*TASK STATEMENT*.
Copy out, from the entries below, each line holding the string "rose".

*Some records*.
○ ○ ○ ○

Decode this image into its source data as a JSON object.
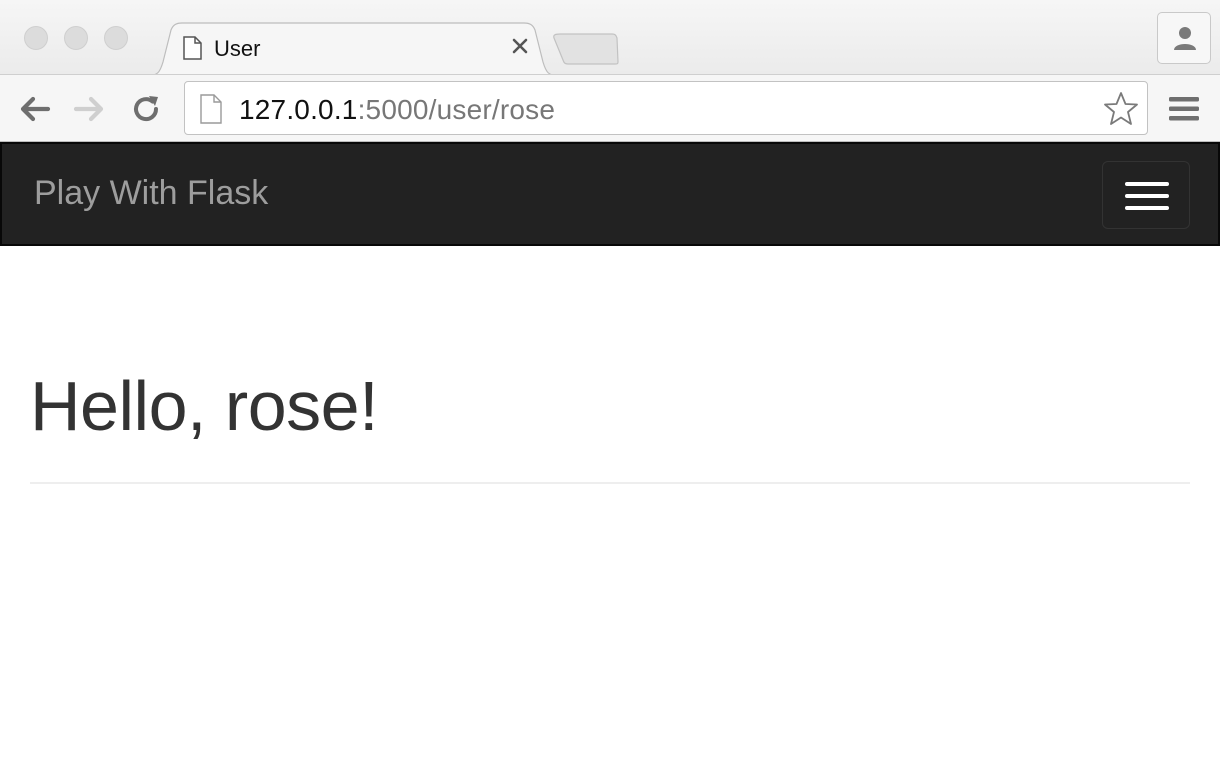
{
  "browser": {
    "tab": {
      "title": "User"
    },
    "address_bar": {
      "host": "127.0.0.1",
      "rest": ":5000/user/rose"
    }
  },
  "icons": {
    "tab": [
      "page-icon",
      "close-icon"
    ],
    "toolbar": [
      "back-arrow-icon",
      "forward-arrow-icon",
      "reload-icon",
      "page-icon",
      "star-icon",
      "menu-icon",
      "profile-icon"
    ],
    "navbar": [
      "hamburger-icon"
    ]
  },
  "navbar": {
    "brand": "Play With Flask"
  },
  "main": {
    "heading": "Hello, rose!"
  },
  "colors": {
    "navbar_bg": "#222222",
    "brand_text": "#9d9d9d",
    "heading_text": "#333333"
  }
}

○ ○ ○ ○

*ANSWER TO THIS TASK*.
      "rest": ":5000/user/rose"
    "heading": "Hello, rose!"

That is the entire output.